* [PROBLEM TO WORK ON]: Copy out all lines with the word "text" in them.

* [DATA FOR PROCESSING]:
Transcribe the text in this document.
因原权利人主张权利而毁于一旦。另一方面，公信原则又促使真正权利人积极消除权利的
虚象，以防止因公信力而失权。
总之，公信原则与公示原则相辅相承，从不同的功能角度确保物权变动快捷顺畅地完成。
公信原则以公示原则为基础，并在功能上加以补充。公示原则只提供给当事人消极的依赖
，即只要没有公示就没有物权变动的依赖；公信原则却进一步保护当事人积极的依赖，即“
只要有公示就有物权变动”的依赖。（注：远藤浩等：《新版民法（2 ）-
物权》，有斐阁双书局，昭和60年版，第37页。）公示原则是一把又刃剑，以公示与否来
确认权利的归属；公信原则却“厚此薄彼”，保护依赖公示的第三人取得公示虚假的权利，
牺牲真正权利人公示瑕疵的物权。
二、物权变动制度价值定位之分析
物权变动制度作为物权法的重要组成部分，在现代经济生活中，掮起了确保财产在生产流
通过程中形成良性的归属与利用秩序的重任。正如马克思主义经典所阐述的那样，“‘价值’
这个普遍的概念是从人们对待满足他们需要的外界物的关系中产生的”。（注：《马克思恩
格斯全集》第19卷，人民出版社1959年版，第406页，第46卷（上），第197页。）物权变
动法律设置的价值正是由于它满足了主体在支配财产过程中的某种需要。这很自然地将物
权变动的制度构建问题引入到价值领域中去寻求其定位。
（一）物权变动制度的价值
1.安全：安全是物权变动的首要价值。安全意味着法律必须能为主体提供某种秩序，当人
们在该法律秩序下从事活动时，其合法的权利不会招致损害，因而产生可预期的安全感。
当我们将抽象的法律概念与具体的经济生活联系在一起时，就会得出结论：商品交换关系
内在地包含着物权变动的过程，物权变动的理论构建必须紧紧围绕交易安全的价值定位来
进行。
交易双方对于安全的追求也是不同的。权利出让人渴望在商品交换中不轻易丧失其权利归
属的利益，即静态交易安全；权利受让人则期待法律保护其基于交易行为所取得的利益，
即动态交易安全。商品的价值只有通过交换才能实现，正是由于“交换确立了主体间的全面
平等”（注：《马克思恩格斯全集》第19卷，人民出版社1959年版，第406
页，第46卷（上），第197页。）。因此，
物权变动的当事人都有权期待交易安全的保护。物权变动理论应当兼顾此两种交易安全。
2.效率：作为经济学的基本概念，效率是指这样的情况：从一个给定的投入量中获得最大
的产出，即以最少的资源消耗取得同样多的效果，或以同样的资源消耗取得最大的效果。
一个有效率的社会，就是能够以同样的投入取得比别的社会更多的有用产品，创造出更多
...
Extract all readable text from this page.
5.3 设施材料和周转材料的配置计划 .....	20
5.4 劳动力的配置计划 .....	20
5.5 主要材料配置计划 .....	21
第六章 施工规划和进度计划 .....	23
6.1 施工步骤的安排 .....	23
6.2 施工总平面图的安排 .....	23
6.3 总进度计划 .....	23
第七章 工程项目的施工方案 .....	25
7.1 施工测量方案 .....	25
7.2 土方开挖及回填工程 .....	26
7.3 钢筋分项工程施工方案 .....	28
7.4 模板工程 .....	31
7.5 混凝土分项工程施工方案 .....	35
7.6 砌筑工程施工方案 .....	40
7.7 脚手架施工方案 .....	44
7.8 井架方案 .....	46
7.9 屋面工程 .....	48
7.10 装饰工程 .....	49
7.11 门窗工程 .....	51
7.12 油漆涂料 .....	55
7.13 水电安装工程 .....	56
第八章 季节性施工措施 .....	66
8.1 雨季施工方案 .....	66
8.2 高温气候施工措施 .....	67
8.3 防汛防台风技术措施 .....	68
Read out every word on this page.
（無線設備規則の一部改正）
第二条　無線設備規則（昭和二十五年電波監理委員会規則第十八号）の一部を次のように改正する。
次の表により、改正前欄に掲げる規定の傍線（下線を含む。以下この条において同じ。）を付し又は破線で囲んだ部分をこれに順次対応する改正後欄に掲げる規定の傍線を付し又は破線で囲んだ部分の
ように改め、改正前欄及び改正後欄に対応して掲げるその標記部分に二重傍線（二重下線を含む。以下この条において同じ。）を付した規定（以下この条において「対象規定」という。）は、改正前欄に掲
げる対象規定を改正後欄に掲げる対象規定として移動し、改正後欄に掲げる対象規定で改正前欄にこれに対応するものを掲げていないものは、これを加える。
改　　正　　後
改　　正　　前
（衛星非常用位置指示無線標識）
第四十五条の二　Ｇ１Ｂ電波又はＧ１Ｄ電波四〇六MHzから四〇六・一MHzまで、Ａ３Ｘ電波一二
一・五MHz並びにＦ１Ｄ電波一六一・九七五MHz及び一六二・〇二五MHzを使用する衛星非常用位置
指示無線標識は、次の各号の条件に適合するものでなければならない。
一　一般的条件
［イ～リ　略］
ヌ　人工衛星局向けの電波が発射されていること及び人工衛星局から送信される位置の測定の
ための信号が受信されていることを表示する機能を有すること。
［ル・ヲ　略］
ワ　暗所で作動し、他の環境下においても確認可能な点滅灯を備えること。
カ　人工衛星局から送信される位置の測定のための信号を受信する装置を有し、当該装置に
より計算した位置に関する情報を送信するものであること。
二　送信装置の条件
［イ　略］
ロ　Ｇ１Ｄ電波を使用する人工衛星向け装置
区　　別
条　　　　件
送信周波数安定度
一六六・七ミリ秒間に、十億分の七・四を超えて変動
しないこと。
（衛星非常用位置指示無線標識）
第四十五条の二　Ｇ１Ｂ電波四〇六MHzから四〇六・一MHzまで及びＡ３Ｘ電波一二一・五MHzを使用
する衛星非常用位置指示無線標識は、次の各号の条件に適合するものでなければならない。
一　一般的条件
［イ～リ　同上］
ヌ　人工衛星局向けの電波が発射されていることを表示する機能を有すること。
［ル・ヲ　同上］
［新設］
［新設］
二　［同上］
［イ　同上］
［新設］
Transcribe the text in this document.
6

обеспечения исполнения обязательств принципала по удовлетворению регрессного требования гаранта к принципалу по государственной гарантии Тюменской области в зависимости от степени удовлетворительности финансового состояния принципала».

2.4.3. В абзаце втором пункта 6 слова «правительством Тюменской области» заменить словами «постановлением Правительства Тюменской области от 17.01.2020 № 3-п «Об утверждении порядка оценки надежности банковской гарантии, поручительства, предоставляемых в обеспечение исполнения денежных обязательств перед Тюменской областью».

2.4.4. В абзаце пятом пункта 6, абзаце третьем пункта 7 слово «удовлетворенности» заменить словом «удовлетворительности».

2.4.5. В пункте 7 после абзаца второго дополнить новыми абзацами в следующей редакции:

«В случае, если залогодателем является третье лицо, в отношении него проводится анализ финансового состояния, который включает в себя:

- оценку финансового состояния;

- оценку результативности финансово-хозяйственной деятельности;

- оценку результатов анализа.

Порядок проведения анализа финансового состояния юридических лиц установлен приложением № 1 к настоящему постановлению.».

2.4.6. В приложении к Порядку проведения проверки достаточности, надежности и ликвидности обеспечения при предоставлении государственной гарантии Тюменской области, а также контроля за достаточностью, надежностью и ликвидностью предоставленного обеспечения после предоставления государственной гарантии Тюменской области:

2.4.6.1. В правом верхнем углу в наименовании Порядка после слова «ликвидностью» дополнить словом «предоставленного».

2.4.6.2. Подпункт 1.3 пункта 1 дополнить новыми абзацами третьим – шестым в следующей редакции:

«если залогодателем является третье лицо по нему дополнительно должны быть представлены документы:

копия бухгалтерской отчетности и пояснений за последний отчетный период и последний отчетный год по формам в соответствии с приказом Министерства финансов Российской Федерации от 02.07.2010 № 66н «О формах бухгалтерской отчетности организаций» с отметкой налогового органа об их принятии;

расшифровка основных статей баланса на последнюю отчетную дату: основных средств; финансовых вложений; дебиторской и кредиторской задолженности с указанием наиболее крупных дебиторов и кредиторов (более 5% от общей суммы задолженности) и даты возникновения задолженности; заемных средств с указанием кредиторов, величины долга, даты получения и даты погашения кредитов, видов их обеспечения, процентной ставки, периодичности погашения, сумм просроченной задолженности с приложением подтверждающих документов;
* * *
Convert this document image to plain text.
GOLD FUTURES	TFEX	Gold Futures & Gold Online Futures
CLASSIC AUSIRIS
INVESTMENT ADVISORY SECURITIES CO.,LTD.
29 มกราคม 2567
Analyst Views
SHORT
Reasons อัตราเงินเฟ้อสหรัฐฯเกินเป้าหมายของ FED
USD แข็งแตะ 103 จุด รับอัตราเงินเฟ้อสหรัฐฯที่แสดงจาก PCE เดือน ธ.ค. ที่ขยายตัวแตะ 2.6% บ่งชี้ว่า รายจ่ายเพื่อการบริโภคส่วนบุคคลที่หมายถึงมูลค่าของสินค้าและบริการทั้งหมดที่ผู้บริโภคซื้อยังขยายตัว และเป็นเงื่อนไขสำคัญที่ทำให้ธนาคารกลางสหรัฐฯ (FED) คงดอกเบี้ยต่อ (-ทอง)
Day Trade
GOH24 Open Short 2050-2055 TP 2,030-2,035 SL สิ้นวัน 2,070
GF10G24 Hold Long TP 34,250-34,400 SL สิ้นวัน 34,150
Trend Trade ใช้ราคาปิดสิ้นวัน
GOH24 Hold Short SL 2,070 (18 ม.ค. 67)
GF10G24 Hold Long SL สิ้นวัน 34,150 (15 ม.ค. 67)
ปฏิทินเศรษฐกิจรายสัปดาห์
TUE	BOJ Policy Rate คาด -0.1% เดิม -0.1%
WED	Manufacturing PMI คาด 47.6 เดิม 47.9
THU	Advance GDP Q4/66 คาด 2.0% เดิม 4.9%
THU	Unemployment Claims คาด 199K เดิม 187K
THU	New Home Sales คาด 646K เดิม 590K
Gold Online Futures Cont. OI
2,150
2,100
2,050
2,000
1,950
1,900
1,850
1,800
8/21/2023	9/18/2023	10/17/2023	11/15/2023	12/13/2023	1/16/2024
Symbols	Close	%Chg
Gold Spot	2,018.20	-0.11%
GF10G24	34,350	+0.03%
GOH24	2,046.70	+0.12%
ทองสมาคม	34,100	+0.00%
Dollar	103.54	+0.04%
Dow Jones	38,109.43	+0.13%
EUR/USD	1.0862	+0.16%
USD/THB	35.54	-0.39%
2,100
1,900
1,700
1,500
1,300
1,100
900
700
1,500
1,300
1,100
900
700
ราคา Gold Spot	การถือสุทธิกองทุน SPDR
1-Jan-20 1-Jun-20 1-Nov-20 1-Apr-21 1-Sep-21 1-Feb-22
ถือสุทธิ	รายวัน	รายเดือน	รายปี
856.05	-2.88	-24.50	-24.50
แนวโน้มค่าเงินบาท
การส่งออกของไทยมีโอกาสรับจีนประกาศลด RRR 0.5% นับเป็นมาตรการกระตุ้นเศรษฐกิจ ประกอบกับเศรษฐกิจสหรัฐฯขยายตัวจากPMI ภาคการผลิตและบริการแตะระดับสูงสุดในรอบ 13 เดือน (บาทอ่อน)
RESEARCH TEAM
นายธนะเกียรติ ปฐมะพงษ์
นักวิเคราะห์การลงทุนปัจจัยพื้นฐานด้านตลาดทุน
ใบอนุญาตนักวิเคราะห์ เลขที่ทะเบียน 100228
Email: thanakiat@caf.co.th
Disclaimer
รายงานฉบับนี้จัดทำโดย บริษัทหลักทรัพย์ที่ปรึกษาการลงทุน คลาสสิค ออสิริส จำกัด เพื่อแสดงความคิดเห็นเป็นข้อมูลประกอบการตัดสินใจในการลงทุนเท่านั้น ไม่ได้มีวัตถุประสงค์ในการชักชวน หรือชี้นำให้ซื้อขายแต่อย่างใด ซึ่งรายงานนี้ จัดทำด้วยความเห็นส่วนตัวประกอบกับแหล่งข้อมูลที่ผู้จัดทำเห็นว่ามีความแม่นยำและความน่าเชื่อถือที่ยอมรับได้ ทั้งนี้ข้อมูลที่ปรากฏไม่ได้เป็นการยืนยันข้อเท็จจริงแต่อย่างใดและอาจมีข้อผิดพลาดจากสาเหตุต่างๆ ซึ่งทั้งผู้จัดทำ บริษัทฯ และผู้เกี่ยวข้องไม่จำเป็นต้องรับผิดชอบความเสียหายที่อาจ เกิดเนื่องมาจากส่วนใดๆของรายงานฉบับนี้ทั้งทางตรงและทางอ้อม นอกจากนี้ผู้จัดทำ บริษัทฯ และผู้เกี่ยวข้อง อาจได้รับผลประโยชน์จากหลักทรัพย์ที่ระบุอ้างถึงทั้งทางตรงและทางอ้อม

* [THE COMPLETED TASK]:
Transcribe the text in this document.
Extract all readable text from this page.
Transcribe the text in this document.
Convert this document image to plain text.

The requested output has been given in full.